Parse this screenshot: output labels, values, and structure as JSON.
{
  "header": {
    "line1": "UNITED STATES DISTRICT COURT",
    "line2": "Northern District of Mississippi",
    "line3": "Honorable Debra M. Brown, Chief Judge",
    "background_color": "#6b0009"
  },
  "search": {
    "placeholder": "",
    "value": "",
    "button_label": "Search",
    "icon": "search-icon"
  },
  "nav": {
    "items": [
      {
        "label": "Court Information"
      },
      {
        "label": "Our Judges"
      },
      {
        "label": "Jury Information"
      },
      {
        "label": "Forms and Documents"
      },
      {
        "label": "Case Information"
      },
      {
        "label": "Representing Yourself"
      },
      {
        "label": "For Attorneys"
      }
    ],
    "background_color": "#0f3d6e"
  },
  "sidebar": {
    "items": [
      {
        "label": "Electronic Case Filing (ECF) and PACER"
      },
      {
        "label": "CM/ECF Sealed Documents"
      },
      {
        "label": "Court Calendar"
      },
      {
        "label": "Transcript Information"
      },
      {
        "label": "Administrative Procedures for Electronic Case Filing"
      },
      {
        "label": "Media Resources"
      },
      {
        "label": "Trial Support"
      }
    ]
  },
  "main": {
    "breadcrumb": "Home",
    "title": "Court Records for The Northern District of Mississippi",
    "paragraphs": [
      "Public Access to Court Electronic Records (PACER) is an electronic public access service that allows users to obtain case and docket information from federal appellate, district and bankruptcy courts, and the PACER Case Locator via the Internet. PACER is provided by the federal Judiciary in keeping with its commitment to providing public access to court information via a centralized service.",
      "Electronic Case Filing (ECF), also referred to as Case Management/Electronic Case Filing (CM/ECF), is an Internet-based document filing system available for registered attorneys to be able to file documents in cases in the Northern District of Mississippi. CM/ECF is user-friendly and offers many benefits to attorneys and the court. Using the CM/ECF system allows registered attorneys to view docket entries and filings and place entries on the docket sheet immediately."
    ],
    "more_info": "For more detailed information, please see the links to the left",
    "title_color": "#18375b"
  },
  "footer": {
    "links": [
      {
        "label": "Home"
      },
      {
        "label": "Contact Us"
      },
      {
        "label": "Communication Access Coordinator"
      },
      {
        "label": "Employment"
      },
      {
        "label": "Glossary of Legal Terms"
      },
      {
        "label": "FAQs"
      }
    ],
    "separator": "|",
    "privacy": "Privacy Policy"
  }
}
= = =
Task to carry out: From the records above, extract each line exactly as shown.

Result of this task:
Parse this screenshot: output labels, values, and structure as JSON.
{
  "header": {
    "line1": "UNITED STATES DISTRICT COURT",
    "line2": "Northern District of Mississippi",
    "line3": "Honorable Debra M. Brown, Chief Judge",
    "background_color": "#6b0009"
  },
  "search": {
    "placeholder": "",
    "value": "",
    "button_label": "Search",
    "icon": "search-icon"
  },
  "nav": {
    "items": [
      {
        "label": "Court Information"
      },
      {
        "label": "Our Judges"
      },
      {
        "label": "Jury Information"
      },
      {
        "label": "Forms and Documents"
      },
      {
        "label": "Case Information"
      },
      {
        "label": "Representing Yourself"
      },
      {
        "label": "For Attorneys"
      }
    ],
    "background_color": "#0f3d6e"
  },
  "sidebar": {
    "items": [
      {
        "label": "Electronic Case Filing (ECF) and PACER"
      },
      {
        "label": "CM/ECF Sealed Documents"
      },
      {
        "label": "Court Calendar"
      },
      {
        "label": "Transcript Information"
      },
      {
        "label": "Administrative Procedures for Electronic Case Filing"
      },
      {
        "label": "Media Resources"
      },
      {
        "label": "Trial Support"
      }
    ]
  },
  "main": {
    "breadcrumb": "Home",
    "title": "Court Records for The Northern District of Mississippi",
    "paragraphs": [
      "Public Access to Court Electronic Records (PACER) is an electronic public access service that allows users to obtain case and docket information from federal appellate, district and bankruptcy courts, and the PACER Case Locator via the Internet. PACER is provided by the federal Judiciary in keeping with its commitment to providing public access to court information via a centralized service.",
      "Electronic Case Filing (ECF), also referred to as Case Management/Electronic Case Filing (CM/ECF), is an Internet-based document filing system available for registered attorneys to be able to file documents in cases in the Northern District of Mississippi. CM/ECF is user-friendly and offers many benefits to attorneys and the court. Using the CM/ECF system allows registered attorneys to view docket entries and filings and place entries on the docket sheet immediately."
    ],
    "more_info": "For more detailed information, please see the links to the left",
    "title_color": "#18375b"
  },
  "footer": {
    "links": [
      {
        "label": "Home"
      },
      {
        "label": "Contact Us"
      },
      {
        "label": "Communication Access Coordinator"
      },
      {
        "label": "Employment"
      },
      {
        "label": "Glossary of Legal Terms"
      },
      {
        "label": "FAQs"
      }
    ],
    "separator": "|",
    "privacy": "Privacy Policy"
  }
}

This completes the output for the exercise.